[COSE] Re: Thoughts about the Context Information in COSE

Sophie Schmieg Tue, 17 Sep 2024 11:36:22 -0700

The main principle is to assume that everything in the token is crafted
specifically to lie to you, unless you have been able to confirm it came
from an honest party.
This means that until you have verified the signature, any data in the
token can only be used for the verification if you are entirely indifferent
to which of the possible values it presents. This is unfortunately a bit
more complicated than just saying "do not trust the header", but "do not
trust the header" is a good first approximation.
The one example I know of header information safely being used in the
verification is the use of a key ID, in the very specific scenario that the
key ID allows the selection between multiple different *equally trusted*
keys. I've written about that use case in a recent blog post [1]. If the
keys are not equally trusted, this will allow the attacker to select the
key that is least trusted. That still can be okay, if the downstream
application takes that information into account and uses it for the
authorization decisions it makes, but in my experience, this rarely happens
correctly if it is not enforced by the JWT library. In other words, having
a clear separation of identification, authentication, and authorization is
a good idea.


For the algorithm header field, I am not aware of any reason to have that
in the token (other than the fact that it historically has been there). To
see why, we first need to look at the public key: The public key can never
be part of the token, since it is trivial to create a token with a valid
signature if the attacker gets to choose the public key, they can just
create the public key themselves. But conceptually speaking, the public key
includes the algorithm already, a RSA key, a ECDSA key, and a ML-DSA key
are not interchangeable after all. So if a token says it uses ECDSA as
algorithm, but the public key that is supposed to be used for verification
is a ML-DSA key, the token is clearly malformed, making the algorithm field
a field that only ever has information that is either superfluous (you
already knew it has to be ML-DSA because that is your public key's key
type) or invalid (the algorithm field does not align with the public key).
Therefore including the algorithm in the token is never useful.

┄┄┄┄┄┄┄┄┄┄

▶ _Instruction 1_:
Answer these questions from the post on COSE token headers:
(a) What is the one example the post gives of header information safely used in verification, and under what condition?
(b) Why can the public key never be part of the token?
(c) What two kinds of information can the algorithm field hold?
▶ _Instruction 2_: Reproduce the post on COSE token headers starting at "Sophie Schmieg Tue, 17" and ending at "an honest party.".
▶ _Instruction 3_: Write what comes next in the post on COSE token headers, beginning after its final sentence.

▶ _Available data_:
┄┄┄┄┄┄┄┄┄┄

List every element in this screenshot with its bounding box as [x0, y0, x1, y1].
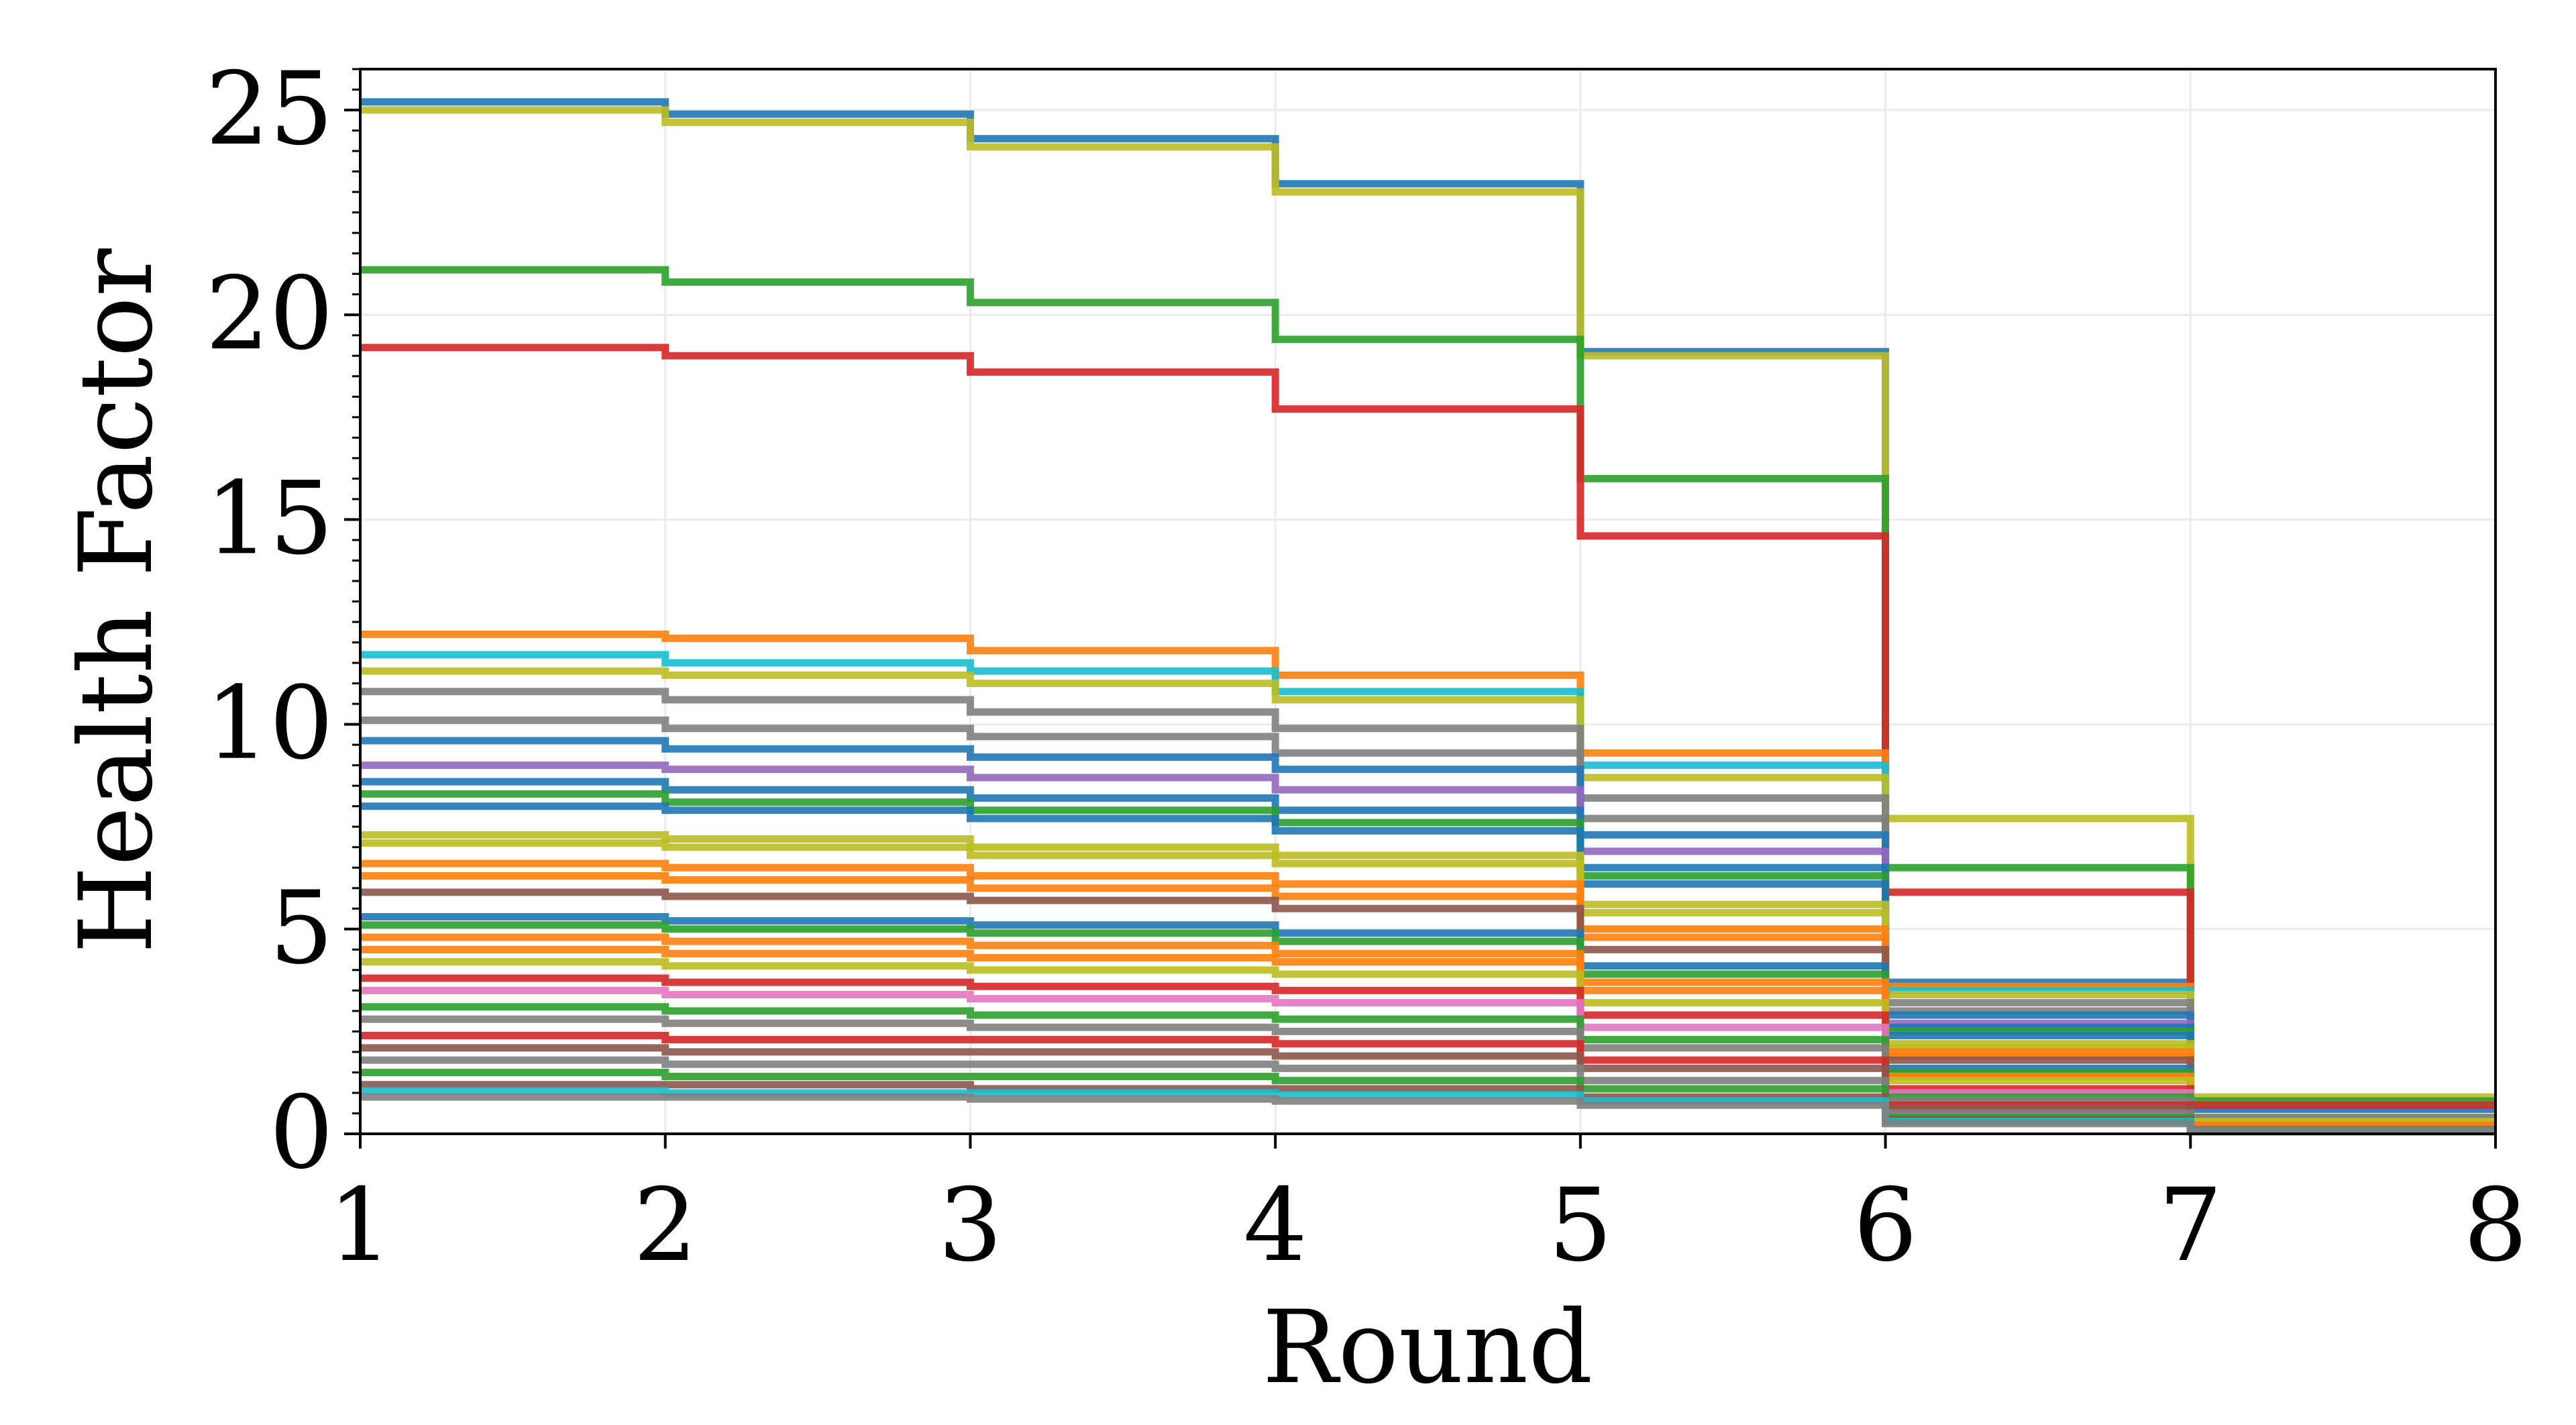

┄┄┄┄┄┄┄┄┄┄

▶ _Right answer 1_:
(a) A key ID, but only when it chooses between multiple different keys that are equally trusted.
(b) If the attacker gets to choose the public key, creating a token with a valid signature is trivial, because they can create the public key themselves.
(c) Information that is either superfluous, because the key type of the public key already shows the algorithm, or invalid, because the algorithm field does not match the public key.

▶ _Right answer 2_:
Sophie Schmieg Tue, 17 Sep 2024 11:36:22 -0700

The main principle is to assume that everything in the token is crafted
specifically to lie to you, unless you have been able to confirm it came
from an honest party.

▶ _Right answer 3_:
But it gets worse, if the application is implemented in the wrong way, it
will take the algorithm field of the token as authoritative and essentially
reinterpret_cast the public key bytes to the type the header field
suggested. This way, you get vulnerabilities casting the say an ECDSA
public key into an HMAC key, with the attacker now able to forge the MAC,
since the public key is known. But even if you cast different public keys
into each other, the results are undefined, and might very well be
insecure. For example, if you cast a ML-DSA key into a ECDSA key (with the
library truncating all the extra stuff), an adversary with a quantum
computer has disabled your post quantum protections, etc. Even just
switching between two modes of the same algorithm (say RSA PKCS1 and RSA
PSS or ECDSA and Schnorr signatures) is not guaranteed to be secure, since
it might be possible to use an artifact obtained in one mode in the other
mode, with the security analysis only ever looking at situations where all
artifacts are created with a single mode.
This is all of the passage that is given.